* Given instruction
Among the records below, find each line that includes the string "ยนของน" and copy it.

* Data records

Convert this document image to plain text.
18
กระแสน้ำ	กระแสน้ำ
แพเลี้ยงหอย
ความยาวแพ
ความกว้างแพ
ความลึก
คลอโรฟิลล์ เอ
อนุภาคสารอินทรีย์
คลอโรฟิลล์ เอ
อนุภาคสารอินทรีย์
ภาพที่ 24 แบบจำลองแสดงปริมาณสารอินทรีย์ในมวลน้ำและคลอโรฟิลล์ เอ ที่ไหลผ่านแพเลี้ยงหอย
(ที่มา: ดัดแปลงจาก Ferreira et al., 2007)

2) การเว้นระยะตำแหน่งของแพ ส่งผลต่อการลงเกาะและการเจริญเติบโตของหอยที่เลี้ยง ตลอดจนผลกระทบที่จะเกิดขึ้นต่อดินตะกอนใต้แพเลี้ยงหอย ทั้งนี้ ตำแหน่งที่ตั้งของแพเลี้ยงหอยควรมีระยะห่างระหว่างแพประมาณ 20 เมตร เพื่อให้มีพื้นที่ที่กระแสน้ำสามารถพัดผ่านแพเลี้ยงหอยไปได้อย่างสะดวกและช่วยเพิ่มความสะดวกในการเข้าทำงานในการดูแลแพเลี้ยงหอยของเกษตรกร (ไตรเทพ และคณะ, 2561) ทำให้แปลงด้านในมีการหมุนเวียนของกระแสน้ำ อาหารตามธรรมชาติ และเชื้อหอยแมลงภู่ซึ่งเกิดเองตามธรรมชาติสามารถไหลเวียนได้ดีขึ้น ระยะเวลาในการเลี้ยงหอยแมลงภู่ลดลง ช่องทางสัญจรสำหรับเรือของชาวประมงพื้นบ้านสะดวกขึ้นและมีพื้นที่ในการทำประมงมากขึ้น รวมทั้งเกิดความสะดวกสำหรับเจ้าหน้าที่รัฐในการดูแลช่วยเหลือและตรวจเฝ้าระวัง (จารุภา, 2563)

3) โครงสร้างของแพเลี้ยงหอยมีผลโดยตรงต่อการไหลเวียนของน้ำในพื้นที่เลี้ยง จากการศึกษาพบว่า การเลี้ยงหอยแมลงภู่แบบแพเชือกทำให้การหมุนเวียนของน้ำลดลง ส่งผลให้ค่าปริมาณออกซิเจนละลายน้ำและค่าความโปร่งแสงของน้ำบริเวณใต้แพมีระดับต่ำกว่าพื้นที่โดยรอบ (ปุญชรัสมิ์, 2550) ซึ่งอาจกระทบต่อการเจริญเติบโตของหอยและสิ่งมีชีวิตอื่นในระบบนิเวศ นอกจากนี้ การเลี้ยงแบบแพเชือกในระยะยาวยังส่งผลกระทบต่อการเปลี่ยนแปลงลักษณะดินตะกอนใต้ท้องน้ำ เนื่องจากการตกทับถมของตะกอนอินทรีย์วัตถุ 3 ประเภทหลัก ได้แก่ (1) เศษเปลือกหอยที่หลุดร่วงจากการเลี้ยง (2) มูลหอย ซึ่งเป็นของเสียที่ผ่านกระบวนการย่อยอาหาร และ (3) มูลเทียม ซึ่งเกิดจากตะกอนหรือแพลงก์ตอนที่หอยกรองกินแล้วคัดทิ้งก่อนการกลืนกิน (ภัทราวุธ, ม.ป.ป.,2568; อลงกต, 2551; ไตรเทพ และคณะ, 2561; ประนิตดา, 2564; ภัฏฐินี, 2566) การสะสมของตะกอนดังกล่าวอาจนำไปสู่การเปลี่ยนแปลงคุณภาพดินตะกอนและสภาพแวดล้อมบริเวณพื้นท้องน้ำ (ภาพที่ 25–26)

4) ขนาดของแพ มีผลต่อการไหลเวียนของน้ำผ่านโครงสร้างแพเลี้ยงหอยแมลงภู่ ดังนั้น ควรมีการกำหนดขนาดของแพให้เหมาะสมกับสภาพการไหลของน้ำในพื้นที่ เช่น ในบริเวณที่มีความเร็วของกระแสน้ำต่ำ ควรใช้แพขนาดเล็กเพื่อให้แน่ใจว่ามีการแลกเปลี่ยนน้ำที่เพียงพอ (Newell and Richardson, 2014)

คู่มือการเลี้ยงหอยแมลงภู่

* Expected output
3) โครงสร้างของแพเลี้ยงหอยมีผลโดยตรงต่อการไหลเวียนของน้ำในพื้นที่เลี้ยง จากการศึกษาพบว่า การเลี้ยงหอยแมลงภู่แบบแพเชือกทำให้การหมุนเวียนของน้ำลดลง ส่งผลให้ค่าปริมาณออกซิเจนละลายน้ำและค่าความโปร่งแสงของน้ำบริเวณใต้แพมีระดับต่ำกว่าพื้นที่โดยรอบ (ปุญชรัสมิ์, 2550) ซึ่งอาจกระทบต่อการเจริญเติบโตของหอยและสิ่งมีชีวิตอื่นในระบบนิเวศ นอกจากนี้ การเลี้ยงแบบแพเชือกในระยะยาวยังส่งผลกระทบต่อการเปลี่ยนแปลงลักษณะดินตะกอนใต้ท้องน้ำ เนื่องจากการตกทับถมของตะกอนอินทรีย์วัตถุ 3 ประเภทหลัก ได้แก่ (1) เศษเปลือกหอยที่หลุดร่วงจากการเลี้ยง (2) มูลหอย ซึ่งเป็นของเสียที่ผ่านกระบวนการย่อยอาหาร และ (3) มูลเทียม ซึ่งเกิดจากตะกอนหรือแพลงก์ตอนที่หอยกรองกินแล้วคัดทิ้งก่อนการกลืนกิน (ภัทราวุธ, ม.ป.ป.,2568; อลงกต, 2551; ไตรเทพ และคณะ, 2561; ประนิตดา, 2564; ภัฏฐินี, 2566) การสะสมของตะกอนดังกล่าวอาจนำไปสู่การเปลี่ยนแปลงคุณภาพดินตะกอนและสภาพแวดล้อมบริเวณพื้นท้องน้ำ (ภาพที่ 25–26)
4) ขนาดของแพ มีผลต่อการไหลเวียนของน้ำผ่านโครงสร้างแพเลี้ยงหอยแมลงภู่ ดังนั้น ควรมีการกำหนดขนาดของแพให้เหมาะสมกับสภาพการไหลของน้ำในพื้นที่ เช่น ในบริเวณที่มีความเร็วของกระแสน้ำต่ำ ควรใช้แพขนาดเล็กเพื่อให้แน่ใจว่ามีการแลกเปลี่ยนน้ำที่เพียงพอ (Newell and Richardson, 2014)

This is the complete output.